*DATA FOR THIS EXERCISE*.

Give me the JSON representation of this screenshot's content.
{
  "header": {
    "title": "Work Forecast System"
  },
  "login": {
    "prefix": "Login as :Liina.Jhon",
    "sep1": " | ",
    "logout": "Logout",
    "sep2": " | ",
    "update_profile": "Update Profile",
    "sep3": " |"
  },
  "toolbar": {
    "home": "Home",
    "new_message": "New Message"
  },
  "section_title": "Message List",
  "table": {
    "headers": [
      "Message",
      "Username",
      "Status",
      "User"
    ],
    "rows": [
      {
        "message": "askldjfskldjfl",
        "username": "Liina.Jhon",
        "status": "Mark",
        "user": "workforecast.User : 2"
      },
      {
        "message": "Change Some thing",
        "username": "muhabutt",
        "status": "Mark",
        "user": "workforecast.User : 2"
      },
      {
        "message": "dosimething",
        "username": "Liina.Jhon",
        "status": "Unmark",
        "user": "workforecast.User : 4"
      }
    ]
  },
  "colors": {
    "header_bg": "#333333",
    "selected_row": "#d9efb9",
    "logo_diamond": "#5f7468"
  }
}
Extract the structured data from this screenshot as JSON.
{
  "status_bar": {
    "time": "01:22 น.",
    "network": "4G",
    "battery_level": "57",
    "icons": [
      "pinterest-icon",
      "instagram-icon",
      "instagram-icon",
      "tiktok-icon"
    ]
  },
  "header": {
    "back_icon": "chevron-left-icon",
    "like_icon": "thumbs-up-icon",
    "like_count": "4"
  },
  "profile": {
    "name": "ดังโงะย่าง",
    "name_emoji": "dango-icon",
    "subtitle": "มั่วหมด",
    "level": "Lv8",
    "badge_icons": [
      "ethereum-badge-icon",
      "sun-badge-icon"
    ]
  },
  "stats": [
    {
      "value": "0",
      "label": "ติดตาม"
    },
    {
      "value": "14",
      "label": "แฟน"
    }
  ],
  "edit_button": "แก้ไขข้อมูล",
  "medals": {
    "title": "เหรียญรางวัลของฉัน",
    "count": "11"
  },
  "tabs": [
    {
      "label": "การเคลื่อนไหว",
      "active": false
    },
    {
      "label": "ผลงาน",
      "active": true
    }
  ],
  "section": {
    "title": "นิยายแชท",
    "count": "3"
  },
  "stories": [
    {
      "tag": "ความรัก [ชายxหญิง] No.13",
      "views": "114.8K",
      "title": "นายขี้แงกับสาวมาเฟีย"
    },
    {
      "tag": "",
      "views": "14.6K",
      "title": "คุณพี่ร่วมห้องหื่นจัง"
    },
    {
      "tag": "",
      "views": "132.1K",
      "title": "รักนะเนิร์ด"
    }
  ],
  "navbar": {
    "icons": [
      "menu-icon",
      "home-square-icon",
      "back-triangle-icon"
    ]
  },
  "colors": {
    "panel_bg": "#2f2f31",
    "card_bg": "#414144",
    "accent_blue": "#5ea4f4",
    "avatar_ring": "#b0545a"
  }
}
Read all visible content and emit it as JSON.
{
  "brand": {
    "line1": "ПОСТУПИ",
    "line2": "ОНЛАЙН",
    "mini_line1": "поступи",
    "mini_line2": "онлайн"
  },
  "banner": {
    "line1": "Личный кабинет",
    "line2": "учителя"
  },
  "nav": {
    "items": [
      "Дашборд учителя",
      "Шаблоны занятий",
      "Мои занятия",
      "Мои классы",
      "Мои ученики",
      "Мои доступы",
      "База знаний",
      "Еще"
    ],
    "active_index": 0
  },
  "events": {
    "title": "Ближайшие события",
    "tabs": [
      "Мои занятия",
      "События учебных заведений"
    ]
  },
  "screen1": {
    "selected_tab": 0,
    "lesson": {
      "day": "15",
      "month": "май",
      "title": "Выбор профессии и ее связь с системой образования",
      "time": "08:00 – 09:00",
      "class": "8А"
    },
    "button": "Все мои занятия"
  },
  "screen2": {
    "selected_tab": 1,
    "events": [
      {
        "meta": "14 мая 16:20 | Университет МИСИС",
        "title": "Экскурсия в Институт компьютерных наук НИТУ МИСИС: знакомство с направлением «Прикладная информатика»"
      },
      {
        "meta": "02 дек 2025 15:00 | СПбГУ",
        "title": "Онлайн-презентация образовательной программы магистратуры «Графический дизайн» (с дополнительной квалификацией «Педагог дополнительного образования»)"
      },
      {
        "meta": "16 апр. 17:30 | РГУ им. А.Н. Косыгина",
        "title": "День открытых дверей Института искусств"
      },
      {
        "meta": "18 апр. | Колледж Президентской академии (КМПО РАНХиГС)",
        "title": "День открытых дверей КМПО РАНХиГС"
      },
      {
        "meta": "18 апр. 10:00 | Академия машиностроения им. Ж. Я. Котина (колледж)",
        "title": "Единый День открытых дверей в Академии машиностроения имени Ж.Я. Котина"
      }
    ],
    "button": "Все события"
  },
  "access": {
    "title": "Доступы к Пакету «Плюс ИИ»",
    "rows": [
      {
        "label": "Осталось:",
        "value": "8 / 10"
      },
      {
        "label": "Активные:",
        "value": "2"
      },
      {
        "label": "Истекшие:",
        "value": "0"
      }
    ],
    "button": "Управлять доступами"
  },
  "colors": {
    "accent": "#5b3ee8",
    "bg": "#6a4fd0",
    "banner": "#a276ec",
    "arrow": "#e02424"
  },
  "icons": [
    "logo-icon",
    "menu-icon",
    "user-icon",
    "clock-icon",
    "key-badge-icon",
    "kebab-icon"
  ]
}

*STATED GOAL*.
Write down every line of the data exactly as it appears above.

*RESULT OF THIS TASK*.
Give me the JSON representation of this screenshot's content.
{
  "header": {
    "title": "Work Forecast System"
  },
  "login": {
    "prefix": "Login as :Liina.Jhon",
    "sep1": " | ",
    "logout": "Logout",
    "sep2": " | ",
    "update_profile": "Update Profile",
    "sep3": " |"
  },
  "toolbar": {
    "home": "Home",
    "new_message": "New Message"
  },
  "section_title": "Message List",
  "table": {
    "headers": [
      "Message",
      "Username",
      "Status",
      "User"
    ],
    "rows": [
      {
        "message": "askldjfskldjfl",
        "username": "Liina.Jhon",
        "status": "Mark",
        "user": "workforecast.User : 2"
      },
      {
        "message": "Change Some thing",
        "username": "muhabutt",
        "status": "Mark",
        "user": "workforecast.User : 2"
      },
      {
        "message": "dosimething",
        "username": "Liina.Jhon",
        "status": "Unmark",
        "user": "workforecast.User : 4"
      }
    ]
  },
  "colors": {
    "header_bg": "#333333",
    "selected_row": "#d9efb9",
    "logo_diamond": "#5f7468"
  }
}
Extract the structured data from this screenshot as JSON.
{
  "status_bar": {
    "time": "01:22 น.",
    "network": "4G",
    "battery_level": "57",
    "icons": [
      "pinterest-icon",
      "instagram-icon",
      "instagram-icon",
      "tiktok-icon"
    ]
  },
  "header": {
    "back_icon": "chevron-left-icon",
    "like_icon": "thumbs-up-icon",
    "like_count": "4"
  },
  "profile": {
    "name": "ดังโงะย่าง",
    "name_emoji": "dango-icon",
    "subtitle": "มั่วหมด",
    "level": "Lv8",
    "badge_icons": [
      "ethereum-badge-icon",
      "sun-badge-icon"
    ]
  },
  "stats": [
    {
      "value": "0",
      "label": "ติดตาม"
    },
    {
      "value": "14",
      "label": "แฟน"
    }
  ],
  "edit_button": "แก้ไขข้อมูล",
  "medals": {
    "title": "เหรียญรางวัลของฉัน",
    "count": "11"
  },
  "tabs": [
    {
      "label": "การเคลื่อนไหว",
      "active": false
    },
    {
      "label": "ผลงาน",
      "active": true
    }
  ],
  "section": {
    "title": "นิยายแชท",
    "count": "3"
  },
  "stories": [
    {
      "tag": "ความรัก [ชายxหญิง] No.13",
      "views": "114.8K",
      "title": "นายขี้แงกับสาวมาเฟีย"
    },
    {
      "tag": "",
      "views": "14.6K",
      "title": "คุณพี่ร่วมห้องหื่นจัง"
    },
    {
      "tag": "",
      "views": "132.1K",
      "title": "รักนะเนิร์ด"
    }
  ],
  "navbar": {
    "icons": [
      "menu-icon",
      "home-square-icon",
      "back-triangle-icon"
    ]
  },
  "colors": {
    "panel_bg": "#2f2f31",
    "card_bg": "#414144",
    "accent_blue": "#5ea4f4",
    "avatar_ring": "#b0545a"
  }
}
Read all visible content and emit it as JSON.
{
  "brand": {
    "line1": "ПОСТУПИ",
    "line2": "ОНЛАЙН",
    "mini_line1": "поступи",
    "mini_line2": "онлайн"
  },
  "banner": {
    "line1": "Личный кабинет",
    "line2": "учителя"
  },
  "nav": {
    "items": [
      "Дашборд учителя",
      "Шаблоны занятий",
      "Мои занятия",
      "Мои классы",
      "Мои ученики",
      "Мои доступы",
      "База знаний",
      "Еще"
    ],
    "active_index": 0
  },
  "events": {
    "title": "Ближайшие события",
    "tabs": [
      "Мои занятия",
      "События учебных заведений"
    ]
  },
  "screen1": {
    "selected_tab": 0,
    "lesson": {
      "day": "15",
      "month": "май",
      "title": "Выбор профессии и ее связь с системой образования",
      "time": "08:00 – 09:00",
      "class": "8А"
    },
    "button": "Все мои занятия"
  },
  "screen2": {
    "selected_tab": 1,
    "events": [
      {
        "meta": "14 мая 16:20 | Университет МИСИС",
        "title": "Экскурсия в Институт компьютерных наук НИТУ МИСИС: знакомство с направлением «Прикладная информатика»"
      },
      {
        "meta": "02 дек 2025 15:00 | СПбГУ",
        "title": "Онлайн-презентация образовательной программы магистратуры «Графический дизайн» (с дополнительной квалификацией «Педагог дополнительного образования»)"
      },
      {
        "meta": "16 апр. 17:30 | РГУ им. А.Н. Косыгина",
        "title": "День открытых дверей Института искусств"
      },
      {
        "meta": "18 апр. | Колледж Президентской академии (КМПО РАНХиГС)",
        "title": "День открытых дверей КМПО РАНХиГС"
      },
      {
        "meta": "18 апр. 10:00 | Академия машиностроения им. Ж. Я. Котина (колледж)",
        "title": "Единый День открытых дверей в Академии машиностроения имени Ж.Я. Котина"
      }
    ],
    "button": "Все события"
  },
  "access": {
    "title": "Доступы к Пакету «Плюс ИИ»",
    "rows": [
      {
        "label": "Осталось:",
        "value": "8 / 10"
      },
      {
        "label": "Активные:",
        "value": "2"
      },
      {
        "label": "Истекшие:",
        "value": "0"
      }
    ],
    "button": "Управлять доступами"
  },
  "colors": {
    "accent": "#5b3ee8",
    "bg": "#6a4fd0",
    "banner": "#a276ec",
    "arrow": "#e02424"
  },
  "icons": [
    "logo-icon",
    "menu-icon",
    "user-icon",
    "clock-icon",
    "key-badge-icon",
    "kebab-icon"
  ]
}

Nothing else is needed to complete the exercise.